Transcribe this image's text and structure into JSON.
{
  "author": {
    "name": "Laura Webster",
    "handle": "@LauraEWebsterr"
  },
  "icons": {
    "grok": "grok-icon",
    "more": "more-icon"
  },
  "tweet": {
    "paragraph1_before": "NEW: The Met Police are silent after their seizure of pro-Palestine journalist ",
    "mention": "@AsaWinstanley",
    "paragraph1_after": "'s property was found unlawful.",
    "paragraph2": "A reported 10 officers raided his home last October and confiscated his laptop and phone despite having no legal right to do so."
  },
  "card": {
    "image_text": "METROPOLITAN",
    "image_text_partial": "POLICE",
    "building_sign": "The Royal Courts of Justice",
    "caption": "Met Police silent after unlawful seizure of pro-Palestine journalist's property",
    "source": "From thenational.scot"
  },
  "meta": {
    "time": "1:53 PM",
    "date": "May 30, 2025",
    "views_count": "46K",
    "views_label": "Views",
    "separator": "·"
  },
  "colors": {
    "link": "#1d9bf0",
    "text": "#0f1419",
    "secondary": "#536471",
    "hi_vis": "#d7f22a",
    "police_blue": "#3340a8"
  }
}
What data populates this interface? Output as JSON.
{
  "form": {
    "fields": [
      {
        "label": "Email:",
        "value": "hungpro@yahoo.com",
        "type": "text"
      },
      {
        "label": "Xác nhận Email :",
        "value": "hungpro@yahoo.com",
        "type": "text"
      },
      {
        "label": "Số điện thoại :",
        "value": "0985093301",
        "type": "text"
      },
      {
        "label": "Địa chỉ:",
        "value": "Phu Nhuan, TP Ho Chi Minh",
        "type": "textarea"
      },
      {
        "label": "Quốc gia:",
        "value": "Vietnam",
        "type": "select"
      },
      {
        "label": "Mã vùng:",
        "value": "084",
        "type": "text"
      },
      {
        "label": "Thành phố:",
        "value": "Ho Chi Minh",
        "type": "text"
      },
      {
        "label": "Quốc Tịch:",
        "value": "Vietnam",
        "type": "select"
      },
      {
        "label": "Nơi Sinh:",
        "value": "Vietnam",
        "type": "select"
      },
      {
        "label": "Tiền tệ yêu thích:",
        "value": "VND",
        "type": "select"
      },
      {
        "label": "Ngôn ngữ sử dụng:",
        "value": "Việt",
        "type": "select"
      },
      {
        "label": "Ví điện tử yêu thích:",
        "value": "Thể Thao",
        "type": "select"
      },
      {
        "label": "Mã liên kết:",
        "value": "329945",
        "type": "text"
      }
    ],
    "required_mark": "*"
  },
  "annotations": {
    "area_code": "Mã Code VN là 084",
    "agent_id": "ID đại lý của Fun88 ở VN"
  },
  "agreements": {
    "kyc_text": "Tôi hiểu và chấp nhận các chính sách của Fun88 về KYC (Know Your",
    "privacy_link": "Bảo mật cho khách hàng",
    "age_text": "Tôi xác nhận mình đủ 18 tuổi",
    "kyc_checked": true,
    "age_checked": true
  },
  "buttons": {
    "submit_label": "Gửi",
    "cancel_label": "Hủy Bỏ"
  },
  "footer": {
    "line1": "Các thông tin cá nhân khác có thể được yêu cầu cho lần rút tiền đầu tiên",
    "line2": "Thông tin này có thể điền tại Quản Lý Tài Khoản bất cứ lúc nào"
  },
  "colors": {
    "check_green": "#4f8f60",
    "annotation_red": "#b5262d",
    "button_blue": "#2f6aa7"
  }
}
=-=-=-=-=
Copy all the lines above that hold the string "JSON".

SOLUTION
Transcribe this image's text and structure into JSON.
What data populates this interface? Output as JSON.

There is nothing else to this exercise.